**RECORDS FOR THIS TASK**
┌──

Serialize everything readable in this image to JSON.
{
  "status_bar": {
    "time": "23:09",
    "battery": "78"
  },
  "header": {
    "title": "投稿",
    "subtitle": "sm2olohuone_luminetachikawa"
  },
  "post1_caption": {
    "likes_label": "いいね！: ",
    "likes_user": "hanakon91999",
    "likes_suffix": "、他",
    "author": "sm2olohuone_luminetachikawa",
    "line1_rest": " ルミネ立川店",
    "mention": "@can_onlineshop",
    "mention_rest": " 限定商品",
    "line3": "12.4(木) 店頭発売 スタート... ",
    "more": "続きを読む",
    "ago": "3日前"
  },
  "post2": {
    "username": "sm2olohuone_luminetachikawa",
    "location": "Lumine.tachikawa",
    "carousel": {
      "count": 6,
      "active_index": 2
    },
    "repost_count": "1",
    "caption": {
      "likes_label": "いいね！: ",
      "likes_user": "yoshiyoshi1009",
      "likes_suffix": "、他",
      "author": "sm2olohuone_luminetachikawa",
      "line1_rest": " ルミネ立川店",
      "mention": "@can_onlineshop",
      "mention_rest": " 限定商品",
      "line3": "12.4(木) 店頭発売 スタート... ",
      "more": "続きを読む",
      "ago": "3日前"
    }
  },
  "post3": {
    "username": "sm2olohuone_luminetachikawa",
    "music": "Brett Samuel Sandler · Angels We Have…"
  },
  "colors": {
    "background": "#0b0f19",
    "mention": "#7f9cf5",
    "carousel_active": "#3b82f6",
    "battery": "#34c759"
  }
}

└──

**WHAT YOU WILL DO**
Each line of the listing should be echoed back exactly.

**FINISHED ANSWER**
Serialize everything readable in this image to JSON.
{
  "status_bar": {
    "time": "23:09",
    "battery": "78"
  },
  "header": {
    "title": "投稿",
    "subtitle": "sm2olohuone_luminetachikawa"
  },
  "post1_caption": {
    "likes_label": "いいね！: ",
    "likes_user": "hanakon91999",
    "likes_suffix": "、他",
    "author": "sm2olohuone_luminetachikawa",
    "line1_rest": " ルミネ立川店",
    "mention": "@can_onlineshop",
    "mention_rest": " 限定商品",
    "line3": "12.4(木) 店頭発売 スタート... ",
    "more": "続きを読む",
    "ago": "3日前"
  },
  "post2": {
    "username": "sm2olohuone_luminetachikawa",
    "location": "Lumine.tachikawa",
    "carousel": {
      "count": 6,
      "active_index": 2
    },
    "repost_count": "1",
    "caption": {
      "likes_label": "いいね！: ",
      "likes_user": "yoshiyoshi1009",
      "likes_suffix": "、他",
      "author": "sm2olohuone_luminetachikawa",
      "line1_rest": " ルミネ立川店",
      "mention": "@can_onlineshop",
      "mention_rest": " 限定商品",
      "line3": "12.4(木) 店頭発売 スタート... ",
      "more": "続きを読む",
      "ago": "3日前"
    }
  },
  "post3": {
    "username": "sm2olohuone_luminetachikawa",
    "music": "Brett Samuel Sandler · Angels We Have…"
  },
  "colors": {
    "background": "#0b0f19",
    "mention": "#7f9cf5",
    "carousel_active": "#3b82f6",
    "battery": "#34c759"
  }
}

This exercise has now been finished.